DATA ROWS:
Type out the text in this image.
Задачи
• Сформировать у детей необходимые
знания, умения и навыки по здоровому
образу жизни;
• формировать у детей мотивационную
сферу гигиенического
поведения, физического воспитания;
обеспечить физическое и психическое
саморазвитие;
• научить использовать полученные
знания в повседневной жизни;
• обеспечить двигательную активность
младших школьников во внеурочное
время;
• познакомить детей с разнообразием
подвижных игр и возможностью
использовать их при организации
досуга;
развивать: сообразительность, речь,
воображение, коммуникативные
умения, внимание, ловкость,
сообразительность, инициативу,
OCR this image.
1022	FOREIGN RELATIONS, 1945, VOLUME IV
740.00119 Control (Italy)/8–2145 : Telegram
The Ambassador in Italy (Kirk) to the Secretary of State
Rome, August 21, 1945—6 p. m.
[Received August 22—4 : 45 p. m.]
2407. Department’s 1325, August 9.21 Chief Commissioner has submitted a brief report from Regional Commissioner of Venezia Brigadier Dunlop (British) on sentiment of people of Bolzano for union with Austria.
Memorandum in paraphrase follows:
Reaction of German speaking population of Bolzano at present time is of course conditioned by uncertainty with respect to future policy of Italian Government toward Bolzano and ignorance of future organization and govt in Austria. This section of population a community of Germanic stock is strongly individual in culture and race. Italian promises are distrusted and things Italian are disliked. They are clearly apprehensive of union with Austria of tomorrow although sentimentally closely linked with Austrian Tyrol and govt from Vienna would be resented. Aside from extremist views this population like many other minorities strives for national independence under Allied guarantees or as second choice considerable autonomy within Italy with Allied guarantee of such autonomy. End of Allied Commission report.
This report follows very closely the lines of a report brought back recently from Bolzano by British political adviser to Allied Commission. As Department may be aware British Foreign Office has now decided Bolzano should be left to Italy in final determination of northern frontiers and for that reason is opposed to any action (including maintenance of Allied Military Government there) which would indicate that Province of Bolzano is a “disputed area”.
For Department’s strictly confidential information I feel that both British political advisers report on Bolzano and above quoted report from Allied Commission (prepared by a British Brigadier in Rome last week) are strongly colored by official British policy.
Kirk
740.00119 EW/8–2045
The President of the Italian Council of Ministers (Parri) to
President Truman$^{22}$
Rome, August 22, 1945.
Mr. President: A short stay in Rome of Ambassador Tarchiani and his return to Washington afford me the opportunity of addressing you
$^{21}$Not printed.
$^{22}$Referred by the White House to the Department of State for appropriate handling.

EXERCISE GOAL:
Which lines include the word "Rome"? Copy every one of them.

ANSWER TO THE PROBLEM:
Rome, August 21, 1945—6 p. m.
For Department’s strictly confidential information I feel that both British political advisers report on Bolzano and above quoted report from Allied Commission (prepared by a British Brigadier in Rome last week) are strongly colored by official British policy.
Rome, August 22, 1945.
Mr. President: A short stay in Rome of Ambassador Tarchiani and his return to Washington afford me the opportunity of addressing you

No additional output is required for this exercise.